**What the task asks**
Select the lines of the records containing the word "регламента" and list them.

Data records

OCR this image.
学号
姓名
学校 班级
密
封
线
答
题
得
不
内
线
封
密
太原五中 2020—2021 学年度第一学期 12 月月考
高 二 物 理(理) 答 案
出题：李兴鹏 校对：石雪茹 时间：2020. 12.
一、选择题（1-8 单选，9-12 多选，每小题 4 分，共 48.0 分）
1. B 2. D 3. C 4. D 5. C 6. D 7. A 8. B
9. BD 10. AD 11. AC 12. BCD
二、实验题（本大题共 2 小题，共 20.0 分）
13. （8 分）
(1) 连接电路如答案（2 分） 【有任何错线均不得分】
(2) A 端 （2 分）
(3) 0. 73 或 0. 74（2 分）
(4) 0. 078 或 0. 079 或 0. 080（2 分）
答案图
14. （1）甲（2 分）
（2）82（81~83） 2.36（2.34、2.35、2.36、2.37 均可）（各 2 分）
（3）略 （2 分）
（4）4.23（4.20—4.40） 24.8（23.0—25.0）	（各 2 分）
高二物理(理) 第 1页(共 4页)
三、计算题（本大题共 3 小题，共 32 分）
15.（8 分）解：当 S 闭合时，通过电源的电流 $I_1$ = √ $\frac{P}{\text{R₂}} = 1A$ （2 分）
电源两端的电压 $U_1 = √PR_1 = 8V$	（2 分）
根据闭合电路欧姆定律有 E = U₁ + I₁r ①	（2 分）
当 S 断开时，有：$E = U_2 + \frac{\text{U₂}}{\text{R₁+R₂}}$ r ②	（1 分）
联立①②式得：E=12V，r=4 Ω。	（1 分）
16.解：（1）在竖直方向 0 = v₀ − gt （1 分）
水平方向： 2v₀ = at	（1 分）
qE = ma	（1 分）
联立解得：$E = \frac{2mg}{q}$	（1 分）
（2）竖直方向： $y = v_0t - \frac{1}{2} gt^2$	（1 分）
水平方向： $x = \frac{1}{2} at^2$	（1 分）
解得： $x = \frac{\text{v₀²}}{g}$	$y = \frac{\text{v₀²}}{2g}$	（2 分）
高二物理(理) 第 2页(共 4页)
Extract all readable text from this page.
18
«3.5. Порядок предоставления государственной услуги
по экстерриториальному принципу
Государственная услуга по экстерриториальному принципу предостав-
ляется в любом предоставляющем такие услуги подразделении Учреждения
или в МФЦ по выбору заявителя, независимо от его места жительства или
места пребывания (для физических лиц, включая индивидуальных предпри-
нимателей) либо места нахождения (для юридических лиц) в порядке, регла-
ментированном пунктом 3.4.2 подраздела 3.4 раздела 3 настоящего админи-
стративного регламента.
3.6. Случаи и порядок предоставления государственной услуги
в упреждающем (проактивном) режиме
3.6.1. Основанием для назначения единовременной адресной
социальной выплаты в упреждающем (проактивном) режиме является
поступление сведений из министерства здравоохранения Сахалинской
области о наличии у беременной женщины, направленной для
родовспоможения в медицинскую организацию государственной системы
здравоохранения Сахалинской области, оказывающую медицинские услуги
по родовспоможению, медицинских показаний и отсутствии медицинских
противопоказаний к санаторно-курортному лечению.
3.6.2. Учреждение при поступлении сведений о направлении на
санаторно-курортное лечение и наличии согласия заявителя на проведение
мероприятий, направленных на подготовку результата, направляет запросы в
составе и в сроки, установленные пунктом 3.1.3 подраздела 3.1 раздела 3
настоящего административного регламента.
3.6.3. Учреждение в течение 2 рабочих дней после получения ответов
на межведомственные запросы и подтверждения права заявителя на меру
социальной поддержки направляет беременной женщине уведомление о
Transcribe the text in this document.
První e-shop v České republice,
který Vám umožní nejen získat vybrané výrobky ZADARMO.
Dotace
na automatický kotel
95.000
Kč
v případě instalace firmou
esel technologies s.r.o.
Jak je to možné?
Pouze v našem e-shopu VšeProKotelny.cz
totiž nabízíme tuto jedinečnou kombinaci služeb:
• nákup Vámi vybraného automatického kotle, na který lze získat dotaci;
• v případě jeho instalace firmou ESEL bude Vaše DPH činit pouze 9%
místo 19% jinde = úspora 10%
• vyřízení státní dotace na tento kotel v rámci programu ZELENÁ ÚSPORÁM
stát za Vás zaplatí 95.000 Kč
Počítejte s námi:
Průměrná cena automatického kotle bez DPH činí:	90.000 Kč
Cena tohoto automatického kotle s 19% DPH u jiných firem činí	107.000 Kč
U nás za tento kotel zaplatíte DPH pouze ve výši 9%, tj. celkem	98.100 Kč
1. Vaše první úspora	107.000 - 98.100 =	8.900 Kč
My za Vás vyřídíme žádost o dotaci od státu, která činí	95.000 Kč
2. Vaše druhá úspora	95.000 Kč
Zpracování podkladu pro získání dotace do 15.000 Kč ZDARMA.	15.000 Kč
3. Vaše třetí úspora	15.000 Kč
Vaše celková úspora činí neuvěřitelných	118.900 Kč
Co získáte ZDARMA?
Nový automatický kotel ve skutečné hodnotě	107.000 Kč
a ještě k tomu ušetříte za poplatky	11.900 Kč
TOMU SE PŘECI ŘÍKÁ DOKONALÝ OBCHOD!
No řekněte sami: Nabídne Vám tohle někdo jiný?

---

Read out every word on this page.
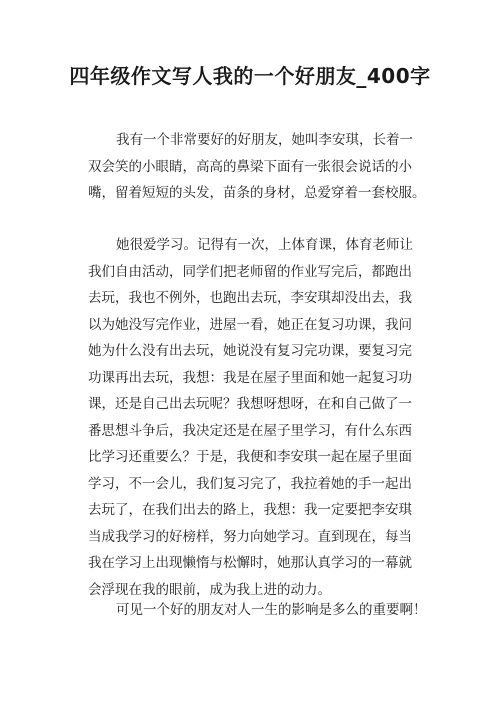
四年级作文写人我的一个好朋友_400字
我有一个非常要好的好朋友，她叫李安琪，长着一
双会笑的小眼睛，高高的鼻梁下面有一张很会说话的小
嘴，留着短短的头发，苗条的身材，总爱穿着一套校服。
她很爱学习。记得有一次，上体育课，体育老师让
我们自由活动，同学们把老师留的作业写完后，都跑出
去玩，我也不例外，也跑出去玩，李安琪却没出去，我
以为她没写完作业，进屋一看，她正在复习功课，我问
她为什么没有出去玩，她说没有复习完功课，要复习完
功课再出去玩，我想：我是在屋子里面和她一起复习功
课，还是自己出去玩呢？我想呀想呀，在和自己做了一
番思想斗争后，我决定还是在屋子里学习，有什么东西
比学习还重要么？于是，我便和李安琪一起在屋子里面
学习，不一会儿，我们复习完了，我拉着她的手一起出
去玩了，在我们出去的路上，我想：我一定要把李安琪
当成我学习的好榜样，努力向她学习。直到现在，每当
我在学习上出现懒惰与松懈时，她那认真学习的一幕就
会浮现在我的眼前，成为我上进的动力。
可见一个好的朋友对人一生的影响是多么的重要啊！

**Reply**
стративного регламента.
настоящего административного регламента.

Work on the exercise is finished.